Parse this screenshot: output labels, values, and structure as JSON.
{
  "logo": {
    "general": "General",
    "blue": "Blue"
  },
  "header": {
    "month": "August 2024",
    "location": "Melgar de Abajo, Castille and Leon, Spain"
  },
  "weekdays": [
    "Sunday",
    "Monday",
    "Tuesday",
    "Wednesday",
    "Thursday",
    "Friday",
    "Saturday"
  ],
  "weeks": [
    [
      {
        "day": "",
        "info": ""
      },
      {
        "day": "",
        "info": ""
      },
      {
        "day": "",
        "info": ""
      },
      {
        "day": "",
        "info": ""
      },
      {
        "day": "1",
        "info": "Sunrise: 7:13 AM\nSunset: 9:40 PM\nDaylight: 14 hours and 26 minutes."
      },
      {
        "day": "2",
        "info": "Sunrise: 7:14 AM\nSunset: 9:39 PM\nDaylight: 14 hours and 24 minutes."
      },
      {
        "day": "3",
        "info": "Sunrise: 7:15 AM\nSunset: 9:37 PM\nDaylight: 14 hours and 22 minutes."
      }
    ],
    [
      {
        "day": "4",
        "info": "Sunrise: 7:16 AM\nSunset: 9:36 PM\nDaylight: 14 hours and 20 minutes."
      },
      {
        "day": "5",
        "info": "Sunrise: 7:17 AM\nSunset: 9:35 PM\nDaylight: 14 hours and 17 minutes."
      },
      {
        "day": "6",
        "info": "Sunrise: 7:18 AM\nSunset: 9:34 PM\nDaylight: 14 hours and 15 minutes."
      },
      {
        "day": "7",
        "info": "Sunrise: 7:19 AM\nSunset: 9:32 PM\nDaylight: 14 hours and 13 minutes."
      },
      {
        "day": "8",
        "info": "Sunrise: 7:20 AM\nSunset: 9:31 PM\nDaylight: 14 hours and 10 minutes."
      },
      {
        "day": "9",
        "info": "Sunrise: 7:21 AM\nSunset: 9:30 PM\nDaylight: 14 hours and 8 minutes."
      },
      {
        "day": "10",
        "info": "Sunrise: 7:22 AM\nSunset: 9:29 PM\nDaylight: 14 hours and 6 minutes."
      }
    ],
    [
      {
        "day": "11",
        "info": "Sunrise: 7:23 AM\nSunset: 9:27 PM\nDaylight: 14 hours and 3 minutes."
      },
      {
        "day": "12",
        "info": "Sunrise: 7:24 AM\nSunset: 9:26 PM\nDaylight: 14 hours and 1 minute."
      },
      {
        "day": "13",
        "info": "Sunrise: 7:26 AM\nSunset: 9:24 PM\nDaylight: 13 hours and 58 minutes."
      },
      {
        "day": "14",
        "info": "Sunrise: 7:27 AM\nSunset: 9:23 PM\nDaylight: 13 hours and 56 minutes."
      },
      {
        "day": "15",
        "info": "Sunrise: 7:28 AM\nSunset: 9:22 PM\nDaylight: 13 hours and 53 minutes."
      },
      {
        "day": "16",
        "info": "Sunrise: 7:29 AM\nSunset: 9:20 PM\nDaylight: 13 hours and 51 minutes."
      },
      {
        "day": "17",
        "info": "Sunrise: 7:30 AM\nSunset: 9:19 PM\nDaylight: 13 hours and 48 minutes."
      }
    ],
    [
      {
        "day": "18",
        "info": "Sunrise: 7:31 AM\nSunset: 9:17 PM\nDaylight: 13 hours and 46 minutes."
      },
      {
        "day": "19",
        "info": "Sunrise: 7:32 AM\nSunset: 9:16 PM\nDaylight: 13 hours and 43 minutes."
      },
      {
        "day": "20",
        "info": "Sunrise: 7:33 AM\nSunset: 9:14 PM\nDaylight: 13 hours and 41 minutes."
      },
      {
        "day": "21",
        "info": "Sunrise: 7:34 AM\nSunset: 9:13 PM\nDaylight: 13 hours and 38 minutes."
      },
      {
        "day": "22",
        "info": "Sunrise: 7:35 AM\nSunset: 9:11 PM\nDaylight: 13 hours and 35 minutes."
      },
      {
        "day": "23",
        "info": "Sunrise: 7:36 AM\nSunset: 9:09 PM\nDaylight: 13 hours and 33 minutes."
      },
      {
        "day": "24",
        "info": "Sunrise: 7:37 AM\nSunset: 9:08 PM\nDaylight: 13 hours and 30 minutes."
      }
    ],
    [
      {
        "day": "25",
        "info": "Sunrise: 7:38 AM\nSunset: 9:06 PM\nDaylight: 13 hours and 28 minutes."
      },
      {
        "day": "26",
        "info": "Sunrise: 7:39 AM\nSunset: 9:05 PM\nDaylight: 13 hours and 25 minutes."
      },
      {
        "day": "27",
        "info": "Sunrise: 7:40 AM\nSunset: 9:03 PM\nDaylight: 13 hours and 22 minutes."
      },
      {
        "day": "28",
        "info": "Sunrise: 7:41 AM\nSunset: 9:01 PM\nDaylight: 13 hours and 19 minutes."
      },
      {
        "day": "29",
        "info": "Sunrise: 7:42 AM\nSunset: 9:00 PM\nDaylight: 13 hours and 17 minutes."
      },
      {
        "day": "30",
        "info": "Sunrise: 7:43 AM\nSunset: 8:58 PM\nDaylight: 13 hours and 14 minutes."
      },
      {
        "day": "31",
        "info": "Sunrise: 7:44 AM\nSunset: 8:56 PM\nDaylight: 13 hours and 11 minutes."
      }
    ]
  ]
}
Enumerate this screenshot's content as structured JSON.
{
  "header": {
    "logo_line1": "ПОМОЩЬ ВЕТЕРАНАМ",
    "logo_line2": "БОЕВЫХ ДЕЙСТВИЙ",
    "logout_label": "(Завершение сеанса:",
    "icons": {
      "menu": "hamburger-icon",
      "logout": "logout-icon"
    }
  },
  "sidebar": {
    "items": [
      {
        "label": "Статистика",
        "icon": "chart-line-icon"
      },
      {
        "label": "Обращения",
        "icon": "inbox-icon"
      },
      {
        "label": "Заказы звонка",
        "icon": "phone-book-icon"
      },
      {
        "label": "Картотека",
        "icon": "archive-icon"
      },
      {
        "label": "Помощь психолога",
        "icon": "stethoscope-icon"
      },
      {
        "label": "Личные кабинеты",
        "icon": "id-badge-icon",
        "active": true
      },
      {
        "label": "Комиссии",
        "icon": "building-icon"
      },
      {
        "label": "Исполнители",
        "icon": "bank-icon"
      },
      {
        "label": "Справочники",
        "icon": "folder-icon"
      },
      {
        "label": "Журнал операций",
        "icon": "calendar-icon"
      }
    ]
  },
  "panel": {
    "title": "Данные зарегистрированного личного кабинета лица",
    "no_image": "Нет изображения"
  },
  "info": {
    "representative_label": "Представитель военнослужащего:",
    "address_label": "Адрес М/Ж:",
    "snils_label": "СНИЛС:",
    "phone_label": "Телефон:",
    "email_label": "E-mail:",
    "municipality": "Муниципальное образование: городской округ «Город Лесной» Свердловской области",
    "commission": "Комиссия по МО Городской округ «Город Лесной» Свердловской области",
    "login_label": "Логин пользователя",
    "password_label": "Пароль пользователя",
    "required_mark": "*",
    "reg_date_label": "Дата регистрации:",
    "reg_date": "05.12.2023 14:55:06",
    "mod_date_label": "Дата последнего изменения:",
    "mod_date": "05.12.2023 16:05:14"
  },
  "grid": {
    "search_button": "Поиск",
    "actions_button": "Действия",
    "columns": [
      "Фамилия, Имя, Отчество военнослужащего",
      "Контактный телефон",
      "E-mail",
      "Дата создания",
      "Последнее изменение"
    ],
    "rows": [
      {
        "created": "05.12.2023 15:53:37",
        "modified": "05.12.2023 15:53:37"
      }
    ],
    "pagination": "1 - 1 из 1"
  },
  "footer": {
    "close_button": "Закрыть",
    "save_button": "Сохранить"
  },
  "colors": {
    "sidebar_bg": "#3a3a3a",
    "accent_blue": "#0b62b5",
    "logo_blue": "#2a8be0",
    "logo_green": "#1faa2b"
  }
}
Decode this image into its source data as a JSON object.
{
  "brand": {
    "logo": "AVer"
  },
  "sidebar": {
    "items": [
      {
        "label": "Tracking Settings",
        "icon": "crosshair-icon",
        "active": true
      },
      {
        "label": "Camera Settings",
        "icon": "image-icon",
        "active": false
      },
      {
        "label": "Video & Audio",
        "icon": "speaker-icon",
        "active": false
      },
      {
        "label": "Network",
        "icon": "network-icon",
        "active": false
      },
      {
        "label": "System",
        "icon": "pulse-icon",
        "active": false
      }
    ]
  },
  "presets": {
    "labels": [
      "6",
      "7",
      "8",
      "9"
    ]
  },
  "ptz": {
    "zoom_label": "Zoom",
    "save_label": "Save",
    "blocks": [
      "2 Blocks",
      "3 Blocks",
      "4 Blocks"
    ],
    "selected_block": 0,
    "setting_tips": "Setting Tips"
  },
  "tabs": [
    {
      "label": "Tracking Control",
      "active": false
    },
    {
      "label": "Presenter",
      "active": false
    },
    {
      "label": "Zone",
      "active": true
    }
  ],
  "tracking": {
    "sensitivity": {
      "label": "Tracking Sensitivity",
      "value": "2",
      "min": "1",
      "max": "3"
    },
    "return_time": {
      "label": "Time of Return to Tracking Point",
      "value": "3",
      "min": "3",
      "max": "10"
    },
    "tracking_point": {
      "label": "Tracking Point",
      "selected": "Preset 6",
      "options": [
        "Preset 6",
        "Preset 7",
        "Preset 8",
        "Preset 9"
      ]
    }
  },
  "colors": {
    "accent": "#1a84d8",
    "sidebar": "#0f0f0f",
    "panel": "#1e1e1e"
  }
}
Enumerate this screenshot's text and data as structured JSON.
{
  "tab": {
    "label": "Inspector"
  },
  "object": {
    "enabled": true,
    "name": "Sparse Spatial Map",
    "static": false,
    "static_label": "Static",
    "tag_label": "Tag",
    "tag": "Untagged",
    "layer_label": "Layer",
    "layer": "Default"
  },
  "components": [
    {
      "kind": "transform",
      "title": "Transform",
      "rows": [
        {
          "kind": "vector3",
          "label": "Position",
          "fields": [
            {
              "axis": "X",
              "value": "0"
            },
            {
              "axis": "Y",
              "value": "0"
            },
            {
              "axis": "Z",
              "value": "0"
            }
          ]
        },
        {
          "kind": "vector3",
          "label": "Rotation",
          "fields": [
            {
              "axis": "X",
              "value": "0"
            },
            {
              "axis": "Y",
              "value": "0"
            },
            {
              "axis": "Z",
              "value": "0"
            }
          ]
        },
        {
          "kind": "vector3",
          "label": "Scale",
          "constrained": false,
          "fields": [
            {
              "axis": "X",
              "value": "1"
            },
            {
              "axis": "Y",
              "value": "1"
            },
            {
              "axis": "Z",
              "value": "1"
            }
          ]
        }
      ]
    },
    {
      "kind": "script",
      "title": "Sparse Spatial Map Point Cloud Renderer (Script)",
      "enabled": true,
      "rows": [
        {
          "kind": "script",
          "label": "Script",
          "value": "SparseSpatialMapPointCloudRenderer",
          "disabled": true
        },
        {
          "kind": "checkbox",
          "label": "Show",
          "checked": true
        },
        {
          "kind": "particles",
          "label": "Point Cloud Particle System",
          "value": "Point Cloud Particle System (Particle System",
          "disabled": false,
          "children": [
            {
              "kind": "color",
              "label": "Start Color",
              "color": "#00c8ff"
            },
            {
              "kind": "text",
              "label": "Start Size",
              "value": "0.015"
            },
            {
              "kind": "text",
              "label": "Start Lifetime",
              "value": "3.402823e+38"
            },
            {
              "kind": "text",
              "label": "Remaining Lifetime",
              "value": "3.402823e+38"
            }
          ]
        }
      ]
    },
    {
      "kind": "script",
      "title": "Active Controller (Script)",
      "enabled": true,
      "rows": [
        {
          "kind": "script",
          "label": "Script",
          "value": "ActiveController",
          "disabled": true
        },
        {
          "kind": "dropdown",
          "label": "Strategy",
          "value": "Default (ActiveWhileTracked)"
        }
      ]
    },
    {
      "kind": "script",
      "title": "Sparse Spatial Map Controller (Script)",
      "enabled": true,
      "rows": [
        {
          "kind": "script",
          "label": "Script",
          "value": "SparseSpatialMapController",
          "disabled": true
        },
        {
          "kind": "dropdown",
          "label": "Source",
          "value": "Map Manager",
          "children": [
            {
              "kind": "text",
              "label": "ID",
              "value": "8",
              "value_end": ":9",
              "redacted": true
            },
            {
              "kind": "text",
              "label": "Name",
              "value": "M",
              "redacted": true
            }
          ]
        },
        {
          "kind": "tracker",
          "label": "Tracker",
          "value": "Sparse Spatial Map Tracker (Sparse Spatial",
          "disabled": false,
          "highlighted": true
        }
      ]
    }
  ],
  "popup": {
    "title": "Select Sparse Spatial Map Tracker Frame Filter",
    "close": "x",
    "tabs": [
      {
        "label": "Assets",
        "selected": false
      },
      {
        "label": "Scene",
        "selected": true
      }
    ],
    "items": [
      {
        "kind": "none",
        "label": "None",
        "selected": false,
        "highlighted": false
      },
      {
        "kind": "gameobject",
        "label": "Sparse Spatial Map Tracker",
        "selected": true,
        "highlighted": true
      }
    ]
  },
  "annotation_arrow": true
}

============================================================

* Written instruction:
Find how many lines in the material hold the word "Лесной" and state that number alone.

* Expected answer:
2